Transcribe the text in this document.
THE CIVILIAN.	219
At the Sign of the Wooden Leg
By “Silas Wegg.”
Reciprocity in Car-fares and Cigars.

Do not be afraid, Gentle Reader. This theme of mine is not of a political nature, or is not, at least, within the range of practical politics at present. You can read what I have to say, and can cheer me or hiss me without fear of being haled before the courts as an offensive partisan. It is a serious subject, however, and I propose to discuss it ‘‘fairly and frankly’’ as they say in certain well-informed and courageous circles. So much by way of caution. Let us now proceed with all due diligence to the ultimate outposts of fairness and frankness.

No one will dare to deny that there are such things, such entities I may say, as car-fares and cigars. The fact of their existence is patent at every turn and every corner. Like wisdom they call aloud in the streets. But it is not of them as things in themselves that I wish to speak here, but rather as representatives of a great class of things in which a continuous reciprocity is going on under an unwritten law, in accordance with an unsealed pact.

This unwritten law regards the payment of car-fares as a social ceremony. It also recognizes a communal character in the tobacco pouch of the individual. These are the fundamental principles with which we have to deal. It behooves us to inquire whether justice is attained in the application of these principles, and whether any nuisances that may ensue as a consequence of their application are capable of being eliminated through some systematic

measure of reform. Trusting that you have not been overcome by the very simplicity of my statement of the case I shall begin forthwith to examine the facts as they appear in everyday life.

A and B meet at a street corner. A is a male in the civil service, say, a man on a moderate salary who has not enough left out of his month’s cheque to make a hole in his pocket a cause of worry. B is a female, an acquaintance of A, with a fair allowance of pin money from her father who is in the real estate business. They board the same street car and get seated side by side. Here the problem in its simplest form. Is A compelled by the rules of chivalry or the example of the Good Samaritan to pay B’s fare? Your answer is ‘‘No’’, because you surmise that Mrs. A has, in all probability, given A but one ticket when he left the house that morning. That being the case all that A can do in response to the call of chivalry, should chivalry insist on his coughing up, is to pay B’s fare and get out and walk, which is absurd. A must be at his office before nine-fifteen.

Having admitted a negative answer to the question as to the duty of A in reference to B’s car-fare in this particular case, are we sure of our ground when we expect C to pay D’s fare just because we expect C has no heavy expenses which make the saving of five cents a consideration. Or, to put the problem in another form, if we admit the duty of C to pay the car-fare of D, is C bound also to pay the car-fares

-*-*-

#### [Exercise requirements]
Copy all data exactly, start to finish.

#### [Solution below]
Transcribe the text in this document.
THE CIVILIAN.	219
At the Sign of the Wooden Leg
By “Silas Wegg.”
Reciprocity in Car-fares and Cigars.

Do not be afraid, Gentle Reader. This theme of mine is not of a political nature, or is not, at least, within the range of practical politics at present. You can read what I have to say, and can cheer me or hiss me without fear of being haled before the courts as an offensive partisan. It is a serious subject, however, and I propose to discuss it ‘‘fairly and frankly’’ as they say in certain well-informed and courageous circles. So much by way of caution. Let us now proceed with all due diligence to the ultimate outposts of fairness and frankness.

No one will dare to deny that there are such things, such entities I may say, as car-fares and cigars. The fact of their existence is patent at every turn and every corner. Like wisdom they call aloud in the streets. But it is not of them as things in themselves that I wish to speak here, but rather as representatives of a great class of things in which a continuous reciprocity is going on under an unwritten law, in accordance with an unsealed pact.

This unwritten law regards the payment of car-fares as a social ceremony. It also recognizes a communal character in the tobacco pouch of the individual. These are the fundamental principles with which we have to deal. It behooves us to inquire whether justice is attained in the application of these principles, and whether any nuisances that may ensue as a consequence of their application are capable of being eliminated through some systematic

measure of reform. Trusting that you have not been overcome by the very simplicity of my statement of the case I shall begin forthwith to examine the facts as they appear in everyday life.

A and B meet at a street corner. A is a male in the civil service, say, a man on a moderate salary who has not enough left out of his month’s cheque to make a hole in his pocket a cause of worry. B is a female, an acquaintance of A, with a fair allowance of pin money from her father who is in the real estate business. They board the same street car and get seated side by side. Here the problem in its simplest form. Is A compelled by the rules of chivalry or the example of the Good Samaritan to pay B’s fare? Your answer is ‘‘No’’, because you surmise that Mrs. A has, in all probability, given A but one ticket when he left the house that morning. That being the case all that A can do in response to the call of chivalry, should chivalry insist on his coughing up, is to pay B’s fare and get out and walk, which is absurd. A must be at his office before nine-fifteen.

Having admitted a negative answer to the question as to the duty of A in reference to B’s car-fare in this particular case, are we sure of our ground when we expect C to pay D’s fare just because we expect C has no heavy expenses which make the saving of five cents a consideration. Or, to put the problem in another form, if we admit the duty of C to pay the car-fare of D, is C bound also to pay the car-fares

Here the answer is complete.